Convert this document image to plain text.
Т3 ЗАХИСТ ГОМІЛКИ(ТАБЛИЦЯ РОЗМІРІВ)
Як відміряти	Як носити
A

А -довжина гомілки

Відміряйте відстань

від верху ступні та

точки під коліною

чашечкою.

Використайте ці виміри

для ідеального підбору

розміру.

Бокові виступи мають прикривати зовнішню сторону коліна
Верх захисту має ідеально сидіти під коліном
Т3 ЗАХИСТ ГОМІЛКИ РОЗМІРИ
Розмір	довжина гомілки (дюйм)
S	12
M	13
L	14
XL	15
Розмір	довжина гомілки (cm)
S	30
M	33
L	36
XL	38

┄┄┄┄┄┄┄┄┄┄

YOUR TASK: Return all the data exactly as given.

CORRECT RESULT:
Convert this document image to plain text.
Т3 ЗАХИСТ ГОМІЛКИ(ТАБЛИЦЯ РОЗМІРІВ)
Як відміряти	Як носити
A

А -довжина гомілки

Відміряйте відстань

від верху ступні та

точки під коліною

чашечкою.

Використайте ці виміри

для ідеального підбору

розміру.

Бокові виступи мають прикривати зовнішню сторону коліна
Верх захисту має ідеально сидіти під коліном
Т3 ЗАХИСТ ГОМІЛКИ РОЗМІРИ
Розмір	довжина гомілки (дюйм)
S	12
M	13
L	14
XL	15
Розмір	довжина гомілки (cm)
S	30
M	33
L	36
XL	38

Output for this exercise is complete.